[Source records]
____________

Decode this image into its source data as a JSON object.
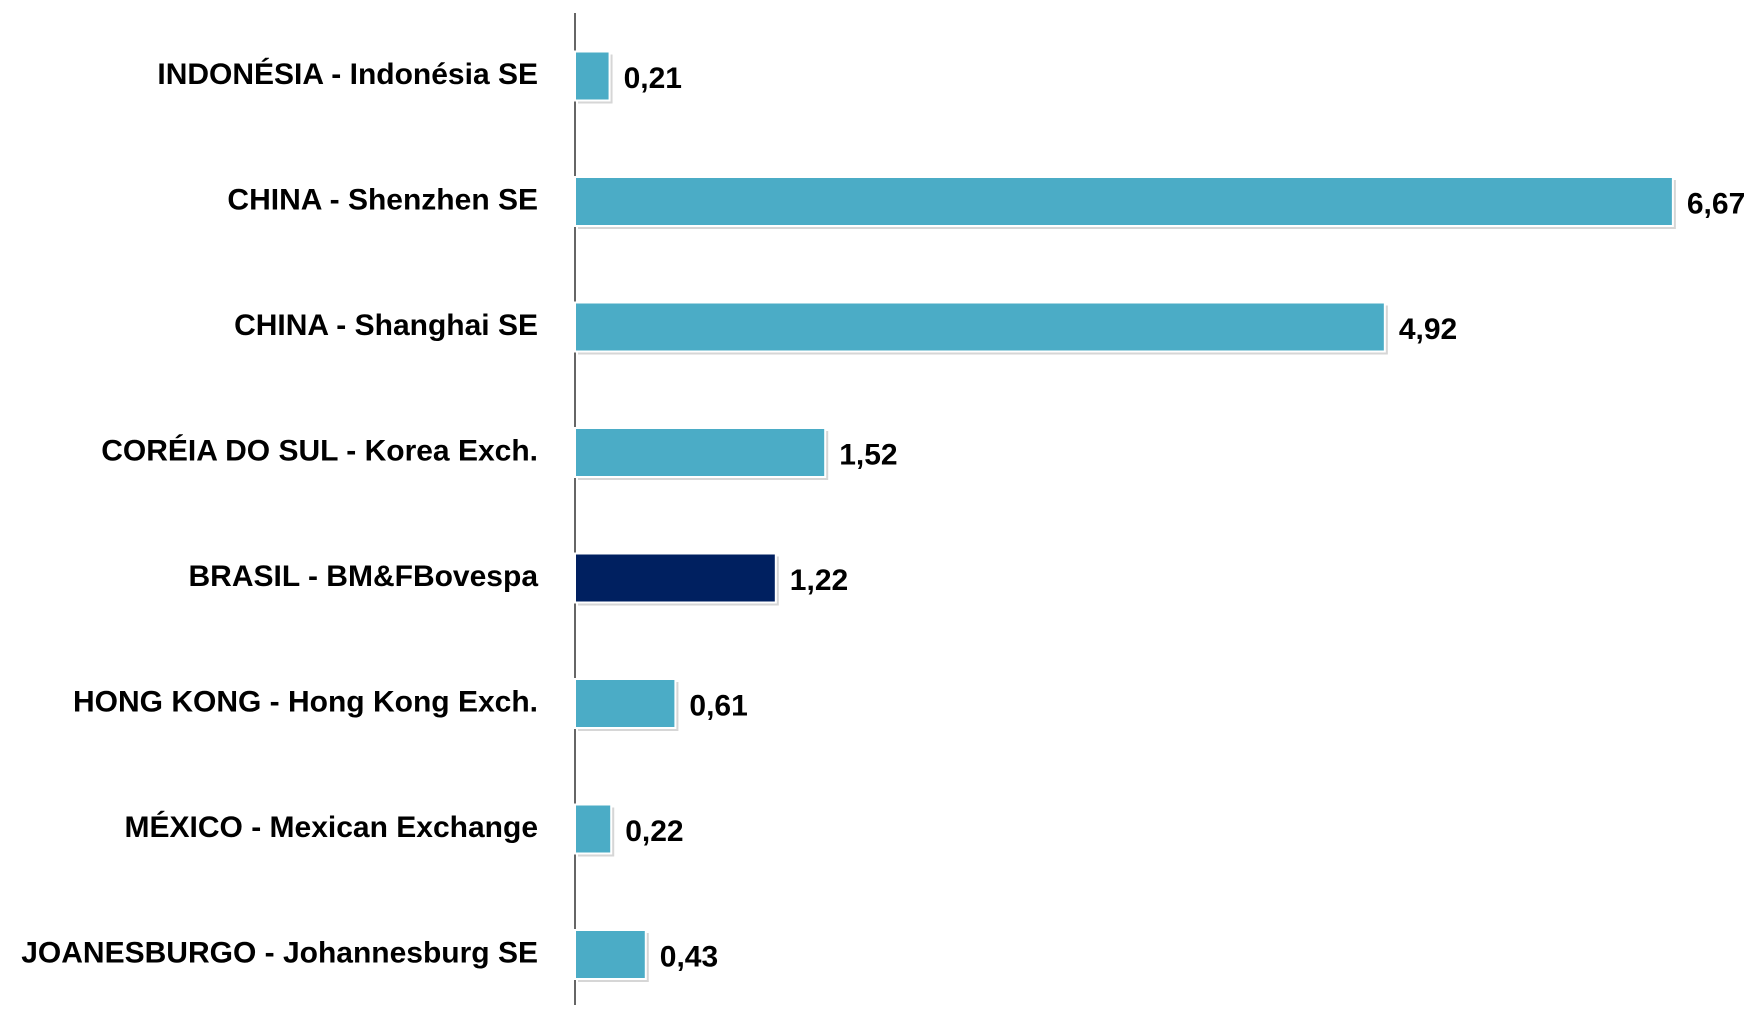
{
  "chart_data": {
    "type": "barh",
    "categories": [
      "INDONÉSIA - Indonésia SE",
      "CHINA - Shenzhen SE",
      "CHINA - Shanghai SE",
      "CORÉIA DO SUL - Korea Exch.",
      "BRASIL - BM&FBovespa",
      "HONG KONG - Hong Kong Exch.",
      "MÉXICO - Mexican Exchange",
      "JOANESBURGO - Johannesburg SE"
    ],
    "values": [
      0.21,
      6.67,
      4.92,
      1.52,
      1.22,
      0.61,
      0.22,
      0.43
    ],
    "value_labels": [
      "0,21",
      "6,67",
      "4,92",
      "1,52",
      "1,22",
      "0,61",
      "0,22",
      "0,43"
    ],
    "colors": [
      "#4bacc6",
      "#4bacc6",
      "#4bacc6",
      "#4bacc6",
      "#002060",
      "#4bacc6",
      "#4bacc6",
      "#4bacc6"
    ]
  }
}
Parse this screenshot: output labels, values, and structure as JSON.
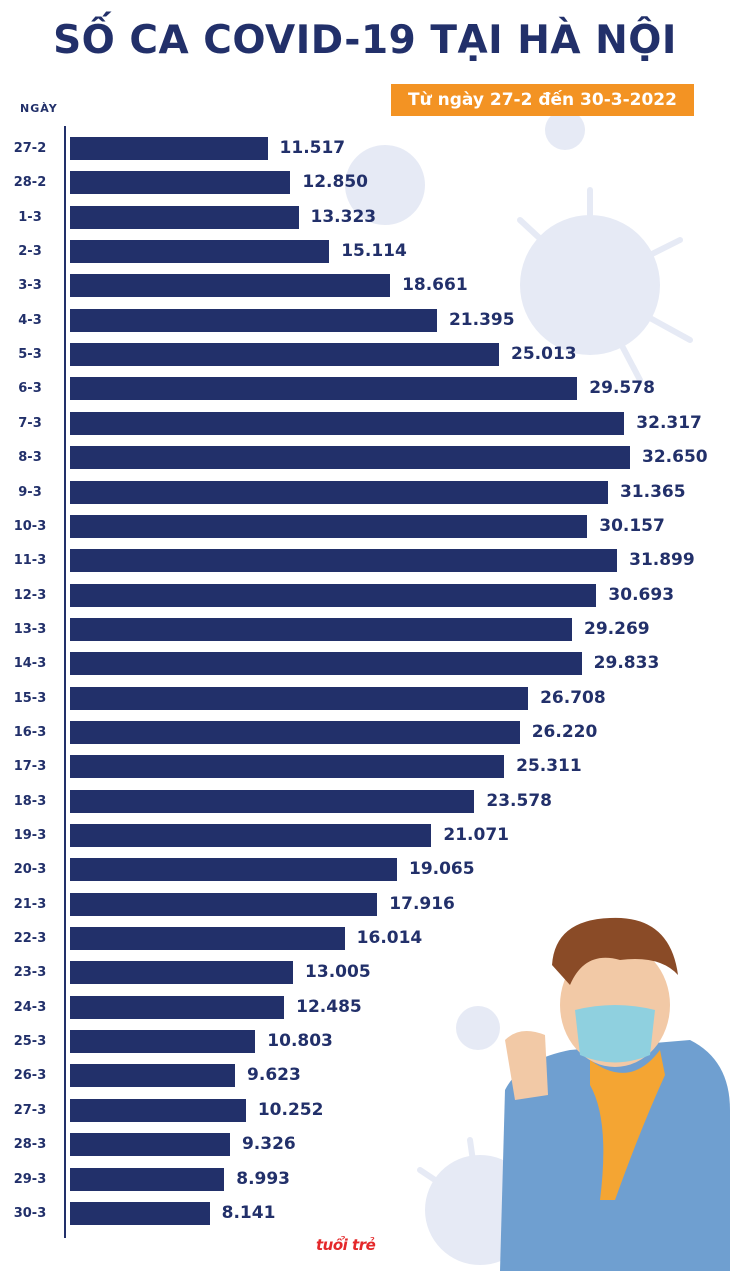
{
  "title": "SỐ CA COVID-19 TẠI HÀ NỘI",
  "subtitle": "Từ ngày 27-2 đến 30-3-2022",
  "logo_text": "tuổi trẻ",
  "colors": {
    "bar": "#22306a",
    "accent": "#f39323",
    "title": "#22306a",
    "logo": "#e4282a"
  },
  "chart_data": {
    "type": "bar",
    "orientation": "horizontal",
    "xlabel": "",
    "ylabel": "NGÀY",
    "grid": false,
    "categories": [
      "27-2",
      "28-2",
      "1-3",
      "2-3",
      "3-3",
      "4-3",
      "5-3",
      "6-3",
      "7-3",
      "8-3",
      "9-3",
      "10-3",
      "11-3",
      "12-3",
      "13-3",
      "14-3",
      "15-3",
      "16-3",
      "17-3",
      "18-3",
      "19-3",
      "20-3",
      "21-3",
      "22-3",
      "23-3",
      "24-3",
      "25-3",
      "26-3",
      "27-3",
      "28-3",
      "29-3",
      "30-3"
    ],
    "values": [
      11517,
      12850,
      13323,
      15114,
      18661,
      21395,
      25013,
      29578,
      32317,
      32650,
      31365,
      30157,
      31899,
      30693,
      29269,
      29833,
      26708,
      26220,
      25311,
      23578,
      21071,
      19065,
      17916,
      16014,
      13005,
      12485,
      10803,
      9623,
      10252,
      9326,
      8993,
      8141
    ],
    "value_labels": [
      "11.517",
      "12.850",
      "13.323",
      "15.114",
      "18.661",
      "21.395",
      "25.013",
      "29.578",
      "32.317",
      "32.650",
      "31.365",
      "30.157",
      "31.899",
      "30.693",
      "29.269",
      "29.833",
      "26.708",
      "26.220",
      "25.311",
      "23.578",
      "21.071",
      "19.065",
      "17.916",
      "16.014",
      "13.005",
      "12.485",
      "10.803",
      "9.623",
      "10.252",
      "9.326",
      "8.993",
      "8.141"
    ]
  }
}
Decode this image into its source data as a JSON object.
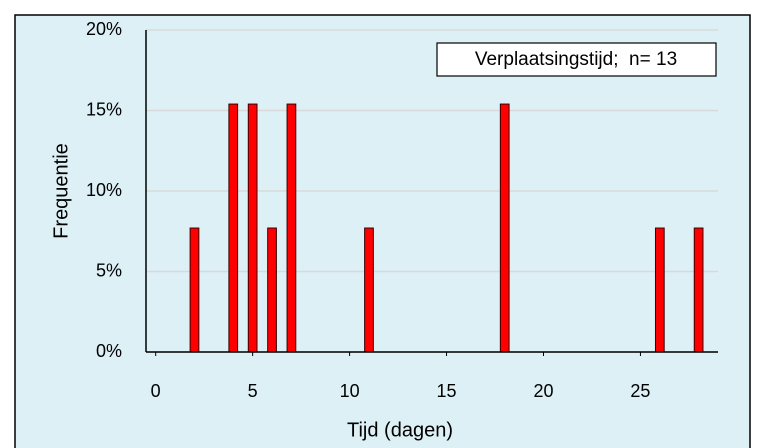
{
  "chart_data": {
    "type": "bar",
    "annotation": "Verplaatsingstijd;  n= 13",
    "x_label": "Tijd (dagen)",
    "y_label": "Frequentie",
    "x": [
      2,
      4,
      5,
      6,
      7,
      11,
      18,
      26,
      28
    ],
    "values": [
      7.7,
      15.4,
      15.4,
      7.7,
      15.4,
      7.7,
      15.4,
      7.7,
      7.7
    ],
    "color": "#ff0000",
    "xlim": [
      -0.5,
      29
    ],
    "xticks": [
      0,
      5,
      10,
      15,
      20,
      25
    ],
    "ylim": [
      0,
      20
    ],
    "yticks": [
      {
        "value": 0,
        "label": "0%"
      },
      {
        "value": 5,
        "label": "5%"
      },
      {
        "value": 10,
        "label": "10%"
      },
      {
        "value": 15,
        "label": "15%"
      },
      {
        "value": 20,
        "label": "20%"
      }
    ],
    "grid": true
  }
}
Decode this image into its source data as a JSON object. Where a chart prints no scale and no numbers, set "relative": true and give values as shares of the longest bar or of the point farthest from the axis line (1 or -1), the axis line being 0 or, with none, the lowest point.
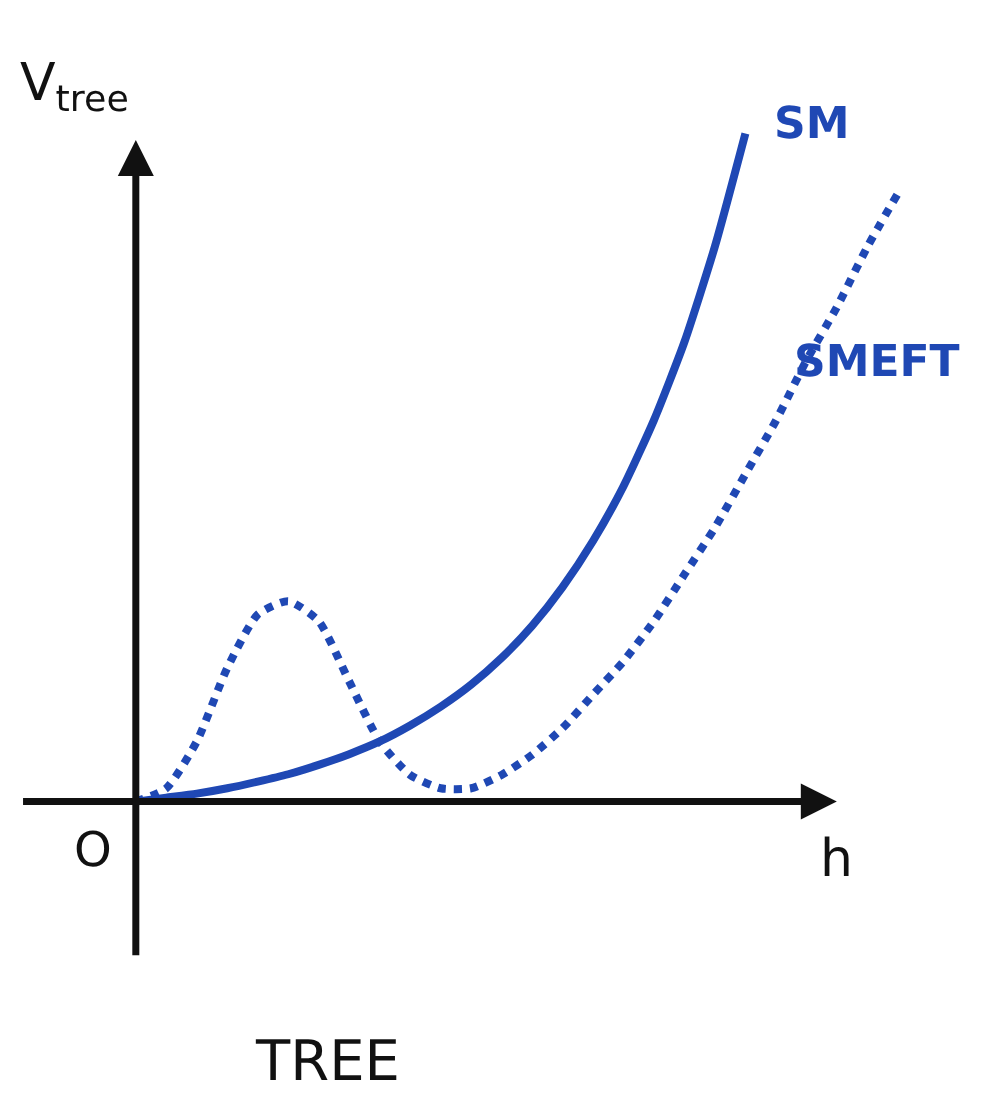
{
  "chart_data": {
    "type": "line",
    "title": "TREE",
    "xlabel": "h",
    "ylabel": "V$_{tree}$",
    "annotations": [
      "O"
    ],
    "relative": true,
    "legend": false,
    "grid": false,
    "marker": "none",
    "categories": [
      null,
      null,
      null,
      null,
      null,
      null,
      null,
      null,
      null,
      null,
      null,
      null,
      null,
      null,
      null,
      null,
      null,
      null,
      null,
      null,
      null,
      null,
      null,
      null,
      null,
      null
    ],
    "series": [
      {
        "name": "SM",
        "color": "#1f48b4",
        "line_style": "solid",
        "values": [
          0,
          0.006,
          0.012,
          0.02,
          0.03,
          0.041,
          0.055,
          0.071,
          0.09,
          0.114,
          0.142,
          0.175,
          0.215,
          0.263,
          0.321,
          0.39,
          0.472,
          0.571,
          0.688,
          0.831,
          1,
          null,
          null,
          null,
          null,
          null
        ]
      },
      {
        "name": "SMEFT",
        "color": "#1f48b4",
        "line_style": "dotted",
        "values": [
          0,
          0.02,
          0.09,
          0.2,
          0.28,
          0.3,
          0.27,
          0.18,
          0.09,
          0.04,
          0.02,
          0.02,
          0.04,
          0.07,
          0.11,
          0.16,
          0.21,
          0.27,
          0.34,
          0.41,
          0.49,
          0.57,
          0.66,
          0.74,
          0.83,
          0.91
        ]
      }
    ]
  }
}
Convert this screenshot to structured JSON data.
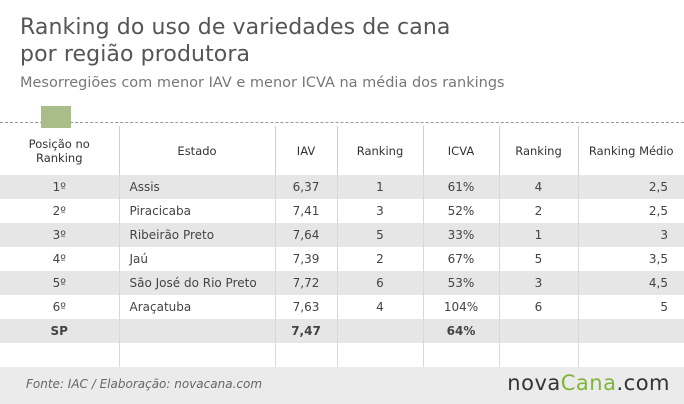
{
  "title_line1": "Ranking do uso de variedades de cana",
  "title_line2": "por região produtora",
  "subtitle": "Mesorregiões com menor IAV e menor ICVA na média dos rankings",
  "headers": {
    "posicao": "Posição no Ranking",
    "estado": "Estado",
    "iav": "IAV",
    "ranking1": "Ranking",
    "icva": "ICVA",
    "ranking2": "Ranking",
    "medio": "Ranking Médio"
  },
  "rows": [
    {
      "pos": "1º",
      "estado": "Assis",
      "iav": "6,37",
      "r1": "1",
      "icva": "61%",
      "r2": "4",
      "medio": "2,5"
    },
    {
      "pos": "2º",
      "estado": "Piracicaba",
      "iav": "7,41",
      "r1": "3",
      "icva": "52%",
      "r2": "2",
      "medio": "2,5"
    },
    {
      "pos": "3º",
      "estado": "Ribeirão Preto",
      "iav": "7,64",
      "r1": "5",
      "icva": "33%",
      "r2": "1",
      "medio": "3"
    },
    {
      "pos": "4º",
      "estado": "Jaú",
      "iav": "7,39",
      "r1": "2",
      "icva": "67%",
      "r2": "5",
      "medio": "3,5"
    },
    {
      "pos": "5º",
      "estado": "São José do Rio Preto",
      "iav": "7,72",
      "r1": "6",
      "icva": "53%",
      "r2": "3",
      "medio": "4,5"
    },
    {
      "pos": "6º",
      "estado": "Araçatuba",
      "iav": "7,63",
      "r1": "4",
      "icva": "104%",
      "r2": "6",
      "medio": "5"
    }
  ],
  "total": {
    "pos": "SP",
    "iav": "7,47",
    "icva": "64%"
  },
  "source": "Fonte: IAC / Elaboração: novacana.com",
  "logo": {
    "part1": "nova",
    "part2": "Cana",
    "part3": ".com"
  },
  "colors": {
    "accent": "#a8bd8a",
    "logo_green": "#7fb53a",
    "row_stripe": "#e6e6e6"
  }
}
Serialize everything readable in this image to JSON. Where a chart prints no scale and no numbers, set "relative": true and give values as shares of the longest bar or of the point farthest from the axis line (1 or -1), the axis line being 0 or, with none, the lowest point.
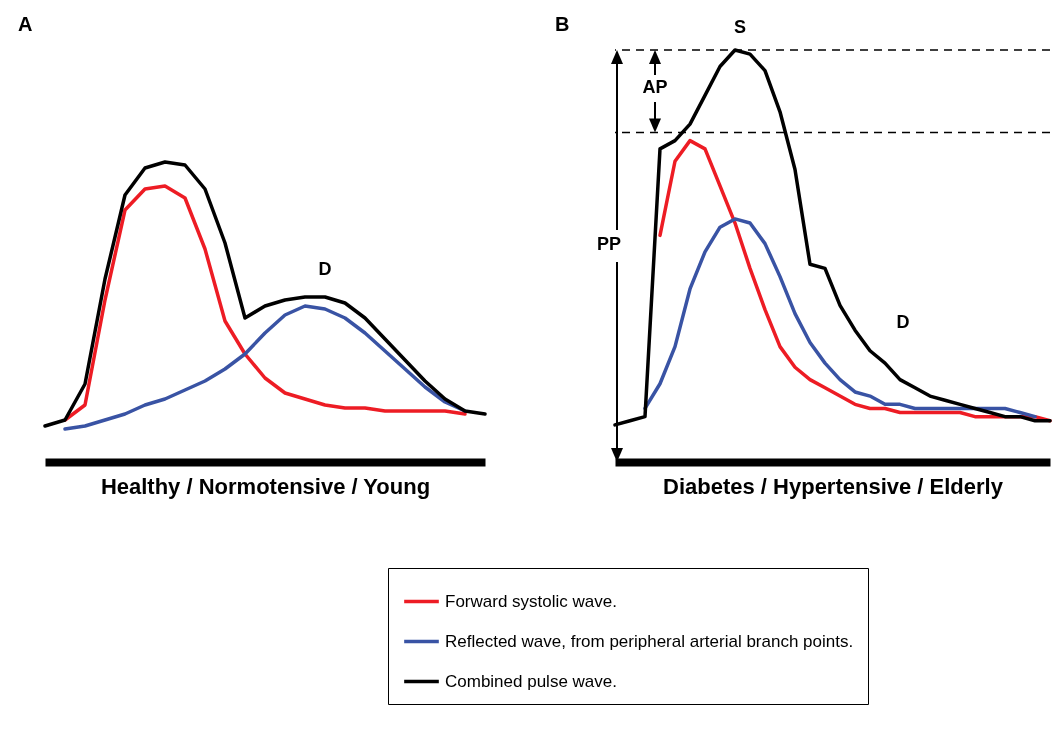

____________

◆ AIM OF THE TASK
Count how many lines above include the word "estado" and answer with that figure only.

◆ SOLUTION FOR THIS PROBLEM
7